Required task » List each line holding the string "type".

## Begin

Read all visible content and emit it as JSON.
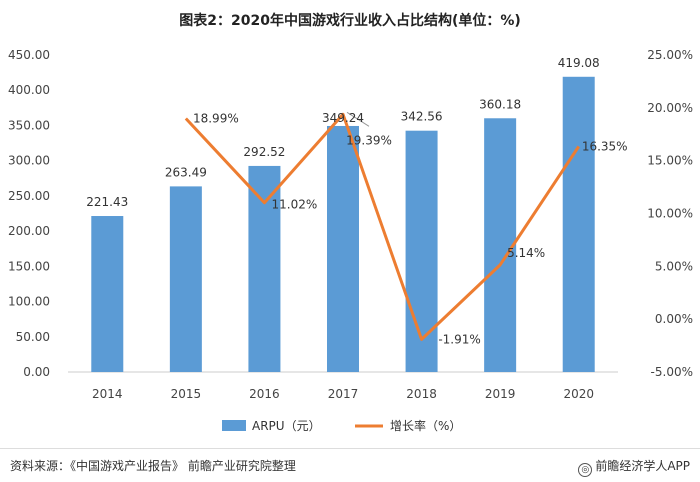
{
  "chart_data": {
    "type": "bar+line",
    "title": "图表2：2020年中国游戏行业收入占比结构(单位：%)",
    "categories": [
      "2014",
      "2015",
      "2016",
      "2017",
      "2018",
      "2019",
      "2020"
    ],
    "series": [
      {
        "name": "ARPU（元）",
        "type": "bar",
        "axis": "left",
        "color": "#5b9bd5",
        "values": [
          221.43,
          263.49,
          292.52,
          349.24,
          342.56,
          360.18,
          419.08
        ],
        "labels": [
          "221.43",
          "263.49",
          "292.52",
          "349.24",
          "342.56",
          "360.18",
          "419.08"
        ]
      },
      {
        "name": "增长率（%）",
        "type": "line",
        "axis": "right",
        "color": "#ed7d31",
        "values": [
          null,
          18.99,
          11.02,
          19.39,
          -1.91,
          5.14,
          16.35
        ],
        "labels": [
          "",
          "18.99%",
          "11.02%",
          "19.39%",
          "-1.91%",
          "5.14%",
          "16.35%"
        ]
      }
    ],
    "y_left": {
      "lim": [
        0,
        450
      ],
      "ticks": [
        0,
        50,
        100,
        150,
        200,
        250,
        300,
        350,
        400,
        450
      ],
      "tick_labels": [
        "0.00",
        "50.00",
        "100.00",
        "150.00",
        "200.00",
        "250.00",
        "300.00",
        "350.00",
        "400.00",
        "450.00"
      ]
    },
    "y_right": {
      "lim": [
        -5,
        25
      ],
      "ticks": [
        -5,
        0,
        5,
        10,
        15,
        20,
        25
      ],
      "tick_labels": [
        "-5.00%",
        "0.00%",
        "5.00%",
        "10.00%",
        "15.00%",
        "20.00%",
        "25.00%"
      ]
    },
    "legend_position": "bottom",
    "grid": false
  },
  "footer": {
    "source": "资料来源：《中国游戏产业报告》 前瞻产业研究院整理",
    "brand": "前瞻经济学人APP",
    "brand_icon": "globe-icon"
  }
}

## End
## Begin

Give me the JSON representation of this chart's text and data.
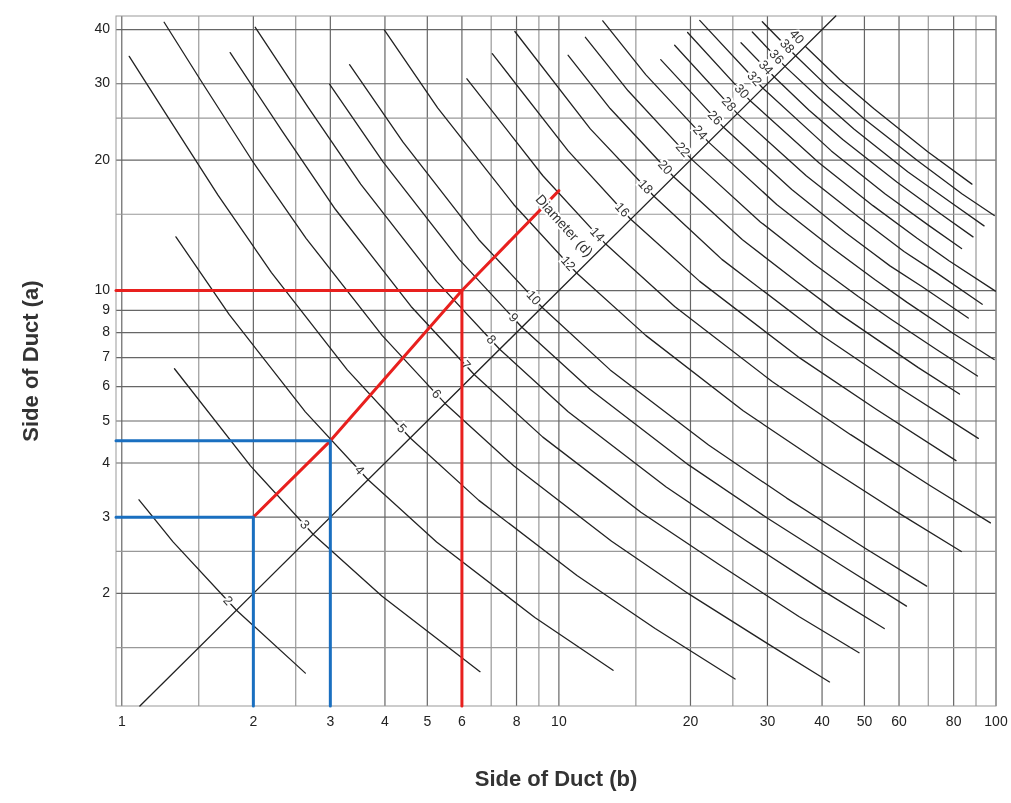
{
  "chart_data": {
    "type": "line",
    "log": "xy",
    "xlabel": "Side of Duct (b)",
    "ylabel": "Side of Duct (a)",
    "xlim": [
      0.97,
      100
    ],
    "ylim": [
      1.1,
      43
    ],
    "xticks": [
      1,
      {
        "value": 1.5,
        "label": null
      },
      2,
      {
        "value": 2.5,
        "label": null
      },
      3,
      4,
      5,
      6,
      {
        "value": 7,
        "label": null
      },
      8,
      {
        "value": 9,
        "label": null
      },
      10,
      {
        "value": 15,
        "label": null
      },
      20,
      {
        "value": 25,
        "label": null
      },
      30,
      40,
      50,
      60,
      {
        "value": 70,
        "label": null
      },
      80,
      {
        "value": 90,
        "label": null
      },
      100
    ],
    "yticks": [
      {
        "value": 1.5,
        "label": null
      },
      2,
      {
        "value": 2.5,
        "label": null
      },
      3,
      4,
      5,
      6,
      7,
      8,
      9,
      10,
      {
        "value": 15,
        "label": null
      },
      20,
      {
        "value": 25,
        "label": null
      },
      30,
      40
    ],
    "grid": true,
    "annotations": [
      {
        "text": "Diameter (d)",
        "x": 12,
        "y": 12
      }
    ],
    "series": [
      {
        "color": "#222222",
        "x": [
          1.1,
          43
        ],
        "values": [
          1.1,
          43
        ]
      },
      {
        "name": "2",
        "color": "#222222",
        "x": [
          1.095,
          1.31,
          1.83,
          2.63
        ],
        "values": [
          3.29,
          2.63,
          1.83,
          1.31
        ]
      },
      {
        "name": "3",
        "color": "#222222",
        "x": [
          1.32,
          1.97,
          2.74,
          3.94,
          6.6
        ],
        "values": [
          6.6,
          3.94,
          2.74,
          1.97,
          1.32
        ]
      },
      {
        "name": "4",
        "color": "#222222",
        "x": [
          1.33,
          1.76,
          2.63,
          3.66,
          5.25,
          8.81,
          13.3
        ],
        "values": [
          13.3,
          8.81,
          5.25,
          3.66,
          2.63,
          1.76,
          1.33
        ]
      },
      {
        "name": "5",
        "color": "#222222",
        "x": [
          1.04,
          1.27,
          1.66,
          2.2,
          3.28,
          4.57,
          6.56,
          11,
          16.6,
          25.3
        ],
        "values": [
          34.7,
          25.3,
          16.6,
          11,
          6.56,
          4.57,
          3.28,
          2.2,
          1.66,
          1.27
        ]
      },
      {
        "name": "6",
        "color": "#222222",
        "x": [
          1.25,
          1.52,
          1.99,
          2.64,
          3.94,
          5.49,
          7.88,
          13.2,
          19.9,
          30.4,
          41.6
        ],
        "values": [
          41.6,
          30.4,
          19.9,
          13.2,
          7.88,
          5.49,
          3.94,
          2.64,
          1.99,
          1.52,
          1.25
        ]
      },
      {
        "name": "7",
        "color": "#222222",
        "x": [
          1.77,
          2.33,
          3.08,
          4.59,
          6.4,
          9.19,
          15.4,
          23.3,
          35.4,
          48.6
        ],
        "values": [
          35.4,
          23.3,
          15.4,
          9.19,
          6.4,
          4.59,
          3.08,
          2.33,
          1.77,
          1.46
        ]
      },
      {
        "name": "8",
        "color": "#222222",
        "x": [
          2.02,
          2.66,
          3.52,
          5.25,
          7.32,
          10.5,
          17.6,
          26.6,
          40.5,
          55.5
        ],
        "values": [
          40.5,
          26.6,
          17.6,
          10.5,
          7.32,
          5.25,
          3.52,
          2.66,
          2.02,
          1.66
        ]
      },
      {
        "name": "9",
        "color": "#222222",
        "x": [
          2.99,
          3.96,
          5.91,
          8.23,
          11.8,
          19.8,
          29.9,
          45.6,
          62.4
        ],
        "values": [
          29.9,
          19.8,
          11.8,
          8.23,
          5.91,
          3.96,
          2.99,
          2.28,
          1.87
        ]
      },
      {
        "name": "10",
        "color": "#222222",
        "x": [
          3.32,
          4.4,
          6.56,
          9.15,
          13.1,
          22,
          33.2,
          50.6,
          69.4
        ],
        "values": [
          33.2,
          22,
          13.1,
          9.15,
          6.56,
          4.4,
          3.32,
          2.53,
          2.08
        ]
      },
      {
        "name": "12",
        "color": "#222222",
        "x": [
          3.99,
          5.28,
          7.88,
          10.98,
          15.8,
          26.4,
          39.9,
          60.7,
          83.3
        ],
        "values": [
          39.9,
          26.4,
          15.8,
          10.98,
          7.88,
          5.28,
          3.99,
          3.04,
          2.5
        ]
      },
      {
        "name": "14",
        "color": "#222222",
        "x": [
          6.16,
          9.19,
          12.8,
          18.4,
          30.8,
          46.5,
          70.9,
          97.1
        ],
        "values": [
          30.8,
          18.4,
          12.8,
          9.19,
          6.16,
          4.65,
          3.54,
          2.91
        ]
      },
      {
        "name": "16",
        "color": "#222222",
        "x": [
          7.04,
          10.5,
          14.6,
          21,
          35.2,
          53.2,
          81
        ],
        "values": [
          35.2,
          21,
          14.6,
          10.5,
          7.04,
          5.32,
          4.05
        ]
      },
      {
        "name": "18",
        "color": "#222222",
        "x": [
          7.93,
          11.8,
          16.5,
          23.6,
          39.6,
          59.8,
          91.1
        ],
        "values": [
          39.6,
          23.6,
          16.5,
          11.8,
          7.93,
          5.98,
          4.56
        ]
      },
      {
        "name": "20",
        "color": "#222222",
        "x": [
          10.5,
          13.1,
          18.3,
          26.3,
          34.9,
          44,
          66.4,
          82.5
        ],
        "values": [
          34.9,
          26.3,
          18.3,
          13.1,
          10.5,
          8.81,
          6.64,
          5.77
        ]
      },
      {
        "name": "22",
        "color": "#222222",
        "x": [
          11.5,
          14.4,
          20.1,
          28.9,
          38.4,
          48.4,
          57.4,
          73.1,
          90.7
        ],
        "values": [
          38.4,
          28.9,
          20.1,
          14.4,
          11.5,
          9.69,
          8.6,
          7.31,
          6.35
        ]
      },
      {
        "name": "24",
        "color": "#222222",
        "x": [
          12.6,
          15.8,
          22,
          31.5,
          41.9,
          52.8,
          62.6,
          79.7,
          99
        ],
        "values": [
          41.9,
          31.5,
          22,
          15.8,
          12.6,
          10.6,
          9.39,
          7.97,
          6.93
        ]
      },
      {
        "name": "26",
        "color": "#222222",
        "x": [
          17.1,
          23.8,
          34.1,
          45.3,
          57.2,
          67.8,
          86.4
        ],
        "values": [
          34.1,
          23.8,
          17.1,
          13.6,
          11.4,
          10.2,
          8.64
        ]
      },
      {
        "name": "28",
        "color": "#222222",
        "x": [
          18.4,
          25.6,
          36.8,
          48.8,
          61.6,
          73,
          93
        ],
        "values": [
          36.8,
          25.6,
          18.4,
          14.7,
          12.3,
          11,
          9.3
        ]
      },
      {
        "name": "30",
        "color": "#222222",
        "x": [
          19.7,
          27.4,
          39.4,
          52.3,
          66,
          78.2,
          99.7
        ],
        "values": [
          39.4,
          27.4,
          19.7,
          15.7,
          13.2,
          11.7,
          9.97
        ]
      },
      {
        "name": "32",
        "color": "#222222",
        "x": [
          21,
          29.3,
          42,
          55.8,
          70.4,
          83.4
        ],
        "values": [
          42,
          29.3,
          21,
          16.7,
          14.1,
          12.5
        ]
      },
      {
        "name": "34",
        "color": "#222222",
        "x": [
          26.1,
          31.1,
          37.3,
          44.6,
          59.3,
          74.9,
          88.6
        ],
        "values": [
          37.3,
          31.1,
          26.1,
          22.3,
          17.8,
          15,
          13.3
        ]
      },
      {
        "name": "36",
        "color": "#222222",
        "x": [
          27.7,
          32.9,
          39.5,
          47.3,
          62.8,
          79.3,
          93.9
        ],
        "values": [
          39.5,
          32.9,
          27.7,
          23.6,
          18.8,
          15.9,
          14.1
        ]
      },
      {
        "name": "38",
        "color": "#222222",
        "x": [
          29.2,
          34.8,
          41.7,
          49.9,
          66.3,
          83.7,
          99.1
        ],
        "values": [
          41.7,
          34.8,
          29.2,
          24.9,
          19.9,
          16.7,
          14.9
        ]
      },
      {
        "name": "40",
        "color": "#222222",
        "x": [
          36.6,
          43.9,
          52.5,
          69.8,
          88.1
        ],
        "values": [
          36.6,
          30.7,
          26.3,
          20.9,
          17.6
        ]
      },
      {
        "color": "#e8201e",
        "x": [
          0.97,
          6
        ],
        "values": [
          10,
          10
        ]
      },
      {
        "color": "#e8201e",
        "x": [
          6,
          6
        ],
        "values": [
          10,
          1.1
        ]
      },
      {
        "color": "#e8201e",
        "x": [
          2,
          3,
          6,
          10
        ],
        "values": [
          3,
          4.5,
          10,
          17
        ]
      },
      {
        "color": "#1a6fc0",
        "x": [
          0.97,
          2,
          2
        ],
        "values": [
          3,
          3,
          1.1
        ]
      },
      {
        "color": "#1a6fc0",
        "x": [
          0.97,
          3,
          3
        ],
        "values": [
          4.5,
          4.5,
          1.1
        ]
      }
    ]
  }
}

## End

Task response »
    "type": "bar+line",
        "type": "bar",
        "type": "line",
    "type": "line",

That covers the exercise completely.